▶ **Recorded data**:

----

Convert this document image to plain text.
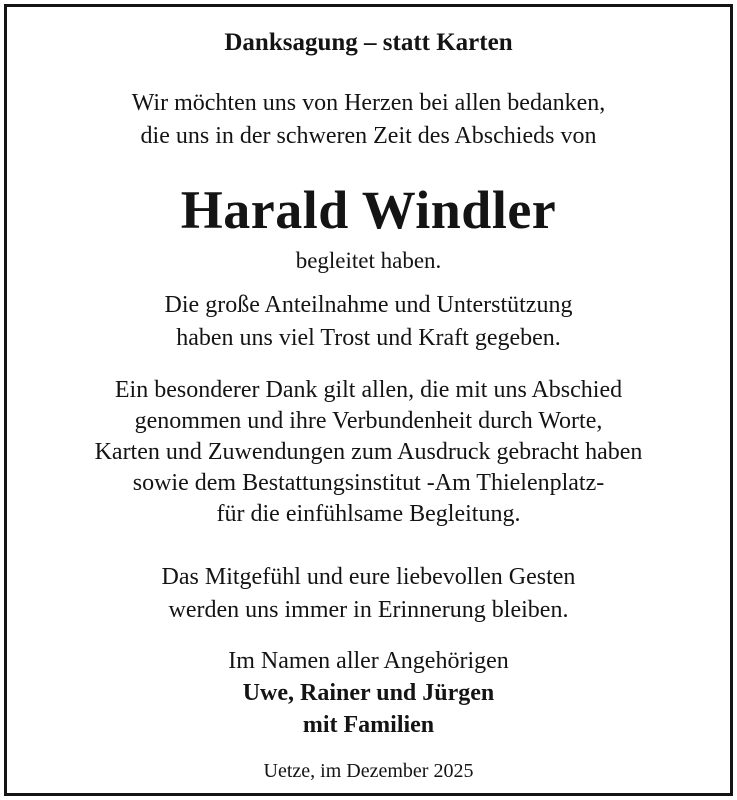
Danksagung – statt Karten
Wir möchten uns von Herzen bei allen bedanken,
die uns in der schweren Zeit des Abschieds von
Harald Windler
begleitet haben.
Die große Anteilnahme und Unterstützung
haben uns viel Trost und Kraft gegeben.
Ein besonderer Dank gilt allen, die mit uns Abschied
genommen und ihre Verbundenheit durch Worte,
Karten und Zuwendungen zum Ausdruck gebracht haben
sowie dem Bestattungsinstitut -Am Thielenplatz-
für die einfühlsame Begleitung.
Das Mitgefühl und eure liebevollen Gesten
werden uns immer in Erinnerung bleiben.
Im Namen aller Angehörigen
Uwe, Rainer und Jürgen
mit Familien
Uetze, im Dezember 2025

----

▶ **EXERCISE OBJECTIVE**:
Without the pictures, return each entry exactly as given.

▶ **EXERCISE RESULT**:
Convert this document image to plain text.
Danksagung – statt Karten
Wir möchten uns von Herzen bei allen bedanken,
die uns in der schweren Zeit des Abschieds von
Harald Windler
begleitet haben.
Die große Anteilnahme und Unterstützung
haben uns viel Trost und Kraft gegeben.
Ein besonderer Dank gilt allen, die mit uns Abschied
genommen und ihre Verbundenheit durch Worte,
Karten und Zuwendungen zum Ausdruck gebracht haben
sowie dem Bestattungsinstitut -Am Thielenplatz-
für die einfühlsame Begleitung.
Das Mitgefühl und eure liebevollen Gesten
werden uns immer in Erinnerung bleiben.
Im Namen aller Angehörigen
Uwe, Rainer und Jürgen
mit Familien
Uetze, im Dezember 2025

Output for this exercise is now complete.